Gather up the lines that contain "ylabel".

>>>

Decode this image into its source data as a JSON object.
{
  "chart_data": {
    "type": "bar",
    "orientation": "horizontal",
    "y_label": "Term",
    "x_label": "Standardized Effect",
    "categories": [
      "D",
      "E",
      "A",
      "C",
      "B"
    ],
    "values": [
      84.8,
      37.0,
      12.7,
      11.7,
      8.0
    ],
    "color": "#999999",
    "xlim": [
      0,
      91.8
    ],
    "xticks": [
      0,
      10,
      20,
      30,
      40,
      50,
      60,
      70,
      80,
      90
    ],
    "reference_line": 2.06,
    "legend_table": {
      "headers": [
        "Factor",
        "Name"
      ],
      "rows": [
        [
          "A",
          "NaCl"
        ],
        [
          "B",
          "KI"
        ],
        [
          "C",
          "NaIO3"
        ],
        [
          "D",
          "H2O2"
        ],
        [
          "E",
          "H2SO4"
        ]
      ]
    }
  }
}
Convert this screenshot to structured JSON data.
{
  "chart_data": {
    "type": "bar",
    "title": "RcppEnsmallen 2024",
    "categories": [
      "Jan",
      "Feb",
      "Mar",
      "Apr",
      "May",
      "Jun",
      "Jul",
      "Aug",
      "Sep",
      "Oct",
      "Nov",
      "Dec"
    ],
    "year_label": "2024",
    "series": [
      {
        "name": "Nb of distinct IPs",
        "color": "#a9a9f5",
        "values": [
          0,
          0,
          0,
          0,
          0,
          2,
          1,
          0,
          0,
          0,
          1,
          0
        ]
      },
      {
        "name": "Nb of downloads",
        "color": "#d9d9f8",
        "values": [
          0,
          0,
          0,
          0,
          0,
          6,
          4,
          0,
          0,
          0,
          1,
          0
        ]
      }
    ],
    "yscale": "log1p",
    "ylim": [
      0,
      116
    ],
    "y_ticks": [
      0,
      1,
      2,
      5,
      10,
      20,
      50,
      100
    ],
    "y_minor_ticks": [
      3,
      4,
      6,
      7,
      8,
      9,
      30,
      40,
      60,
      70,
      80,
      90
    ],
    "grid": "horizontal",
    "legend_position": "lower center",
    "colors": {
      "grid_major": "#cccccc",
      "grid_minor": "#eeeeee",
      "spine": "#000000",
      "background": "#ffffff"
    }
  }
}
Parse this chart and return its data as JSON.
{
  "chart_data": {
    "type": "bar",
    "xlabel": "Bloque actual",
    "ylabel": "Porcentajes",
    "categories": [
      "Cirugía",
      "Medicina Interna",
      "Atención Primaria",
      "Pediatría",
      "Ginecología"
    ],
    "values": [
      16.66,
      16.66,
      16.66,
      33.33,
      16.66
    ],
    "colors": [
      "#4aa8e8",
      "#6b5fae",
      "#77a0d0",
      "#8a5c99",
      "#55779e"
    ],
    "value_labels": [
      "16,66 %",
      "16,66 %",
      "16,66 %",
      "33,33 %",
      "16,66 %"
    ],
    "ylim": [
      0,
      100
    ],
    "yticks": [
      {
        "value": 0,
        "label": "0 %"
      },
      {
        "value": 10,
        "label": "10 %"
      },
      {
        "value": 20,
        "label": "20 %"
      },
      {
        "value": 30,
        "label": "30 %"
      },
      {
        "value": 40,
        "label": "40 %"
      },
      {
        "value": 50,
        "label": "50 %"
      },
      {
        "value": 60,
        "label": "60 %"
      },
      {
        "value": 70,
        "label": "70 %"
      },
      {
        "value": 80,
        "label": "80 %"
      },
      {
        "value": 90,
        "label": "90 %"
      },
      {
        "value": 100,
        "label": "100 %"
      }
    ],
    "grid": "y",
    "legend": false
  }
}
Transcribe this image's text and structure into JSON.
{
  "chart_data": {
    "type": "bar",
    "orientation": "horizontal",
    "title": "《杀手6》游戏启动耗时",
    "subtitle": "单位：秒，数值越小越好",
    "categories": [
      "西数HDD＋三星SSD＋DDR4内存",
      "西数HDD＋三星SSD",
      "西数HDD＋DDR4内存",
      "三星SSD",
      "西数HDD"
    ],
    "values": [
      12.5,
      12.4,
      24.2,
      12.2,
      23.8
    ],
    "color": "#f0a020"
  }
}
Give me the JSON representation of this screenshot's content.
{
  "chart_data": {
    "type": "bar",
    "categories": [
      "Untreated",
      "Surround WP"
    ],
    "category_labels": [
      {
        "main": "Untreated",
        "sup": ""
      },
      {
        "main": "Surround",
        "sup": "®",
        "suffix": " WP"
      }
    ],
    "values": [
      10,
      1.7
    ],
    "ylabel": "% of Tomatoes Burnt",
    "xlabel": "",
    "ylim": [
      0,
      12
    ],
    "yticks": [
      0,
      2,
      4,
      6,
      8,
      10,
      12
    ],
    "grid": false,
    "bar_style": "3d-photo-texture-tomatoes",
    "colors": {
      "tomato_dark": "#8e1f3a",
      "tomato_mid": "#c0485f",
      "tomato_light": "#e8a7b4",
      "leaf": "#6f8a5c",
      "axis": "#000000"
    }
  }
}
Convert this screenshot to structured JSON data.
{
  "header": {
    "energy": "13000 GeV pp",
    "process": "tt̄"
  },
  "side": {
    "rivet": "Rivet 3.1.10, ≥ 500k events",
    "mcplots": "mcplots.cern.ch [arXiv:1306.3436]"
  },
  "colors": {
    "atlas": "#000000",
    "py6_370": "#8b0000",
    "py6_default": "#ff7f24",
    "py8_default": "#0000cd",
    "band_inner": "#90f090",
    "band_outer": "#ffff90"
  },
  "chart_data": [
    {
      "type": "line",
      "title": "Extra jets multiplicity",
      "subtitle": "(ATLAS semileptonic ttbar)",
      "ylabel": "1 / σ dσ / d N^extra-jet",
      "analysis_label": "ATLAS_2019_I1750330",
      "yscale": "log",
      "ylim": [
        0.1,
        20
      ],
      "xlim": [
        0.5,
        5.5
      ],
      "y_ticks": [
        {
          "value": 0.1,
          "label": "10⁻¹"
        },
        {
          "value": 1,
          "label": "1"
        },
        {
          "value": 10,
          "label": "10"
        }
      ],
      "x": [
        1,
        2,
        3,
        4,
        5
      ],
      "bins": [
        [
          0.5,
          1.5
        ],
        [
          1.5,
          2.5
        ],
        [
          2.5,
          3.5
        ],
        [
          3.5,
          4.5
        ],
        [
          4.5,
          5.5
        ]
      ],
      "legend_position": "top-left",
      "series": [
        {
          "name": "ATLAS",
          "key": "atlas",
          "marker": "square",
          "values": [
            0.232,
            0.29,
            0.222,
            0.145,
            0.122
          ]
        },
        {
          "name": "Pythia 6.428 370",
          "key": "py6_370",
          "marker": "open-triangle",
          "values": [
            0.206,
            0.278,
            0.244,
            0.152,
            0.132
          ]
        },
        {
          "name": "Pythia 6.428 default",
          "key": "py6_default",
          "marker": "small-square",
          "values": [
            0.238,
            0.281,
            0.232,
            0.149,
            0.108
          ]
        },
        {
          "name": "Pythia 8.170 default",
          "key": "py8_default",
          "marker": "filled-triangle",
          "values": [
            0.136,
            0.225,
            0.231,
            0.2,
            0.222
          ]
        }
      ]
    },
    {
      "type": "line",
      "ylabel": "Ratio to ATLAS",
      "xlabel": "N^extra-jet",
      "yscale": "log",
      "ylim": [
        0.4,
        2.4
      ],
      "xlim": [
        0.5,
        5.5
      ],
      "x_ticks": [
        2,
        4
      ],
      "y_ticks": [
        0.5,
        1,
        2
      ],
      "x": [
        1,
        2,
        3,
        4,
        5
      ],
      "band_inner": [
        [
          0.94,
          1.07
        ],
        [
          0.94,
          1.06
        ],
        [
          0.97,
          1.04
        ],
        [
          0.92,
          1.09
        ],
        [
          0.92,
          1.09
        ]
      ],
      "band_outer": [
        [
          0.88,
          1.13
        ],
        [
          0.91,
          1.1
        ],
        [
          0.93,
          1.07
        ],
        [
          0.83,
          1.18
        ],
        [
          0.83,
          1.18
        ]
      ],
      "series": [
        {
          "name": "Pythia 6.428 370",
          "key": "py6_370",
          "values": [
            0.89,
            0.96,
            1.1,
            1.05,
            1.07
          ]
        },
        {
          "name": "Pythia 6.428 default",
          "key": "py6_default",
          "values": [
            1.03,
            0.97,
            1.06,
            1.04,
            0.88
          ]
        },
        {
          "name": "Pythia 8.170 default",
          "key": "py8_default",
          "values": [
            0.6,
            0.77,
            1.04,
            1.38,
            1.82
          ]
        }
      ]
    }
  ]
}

<<<

▸ **Response below**:
    "ylabel": "Porcentajes",
    "ylabel": "% of Tomatoes Burnt",
      "ylabel": "1 / σ dσ / d N^extra-jet",
      "ylabel": "Ratio to ATLAS",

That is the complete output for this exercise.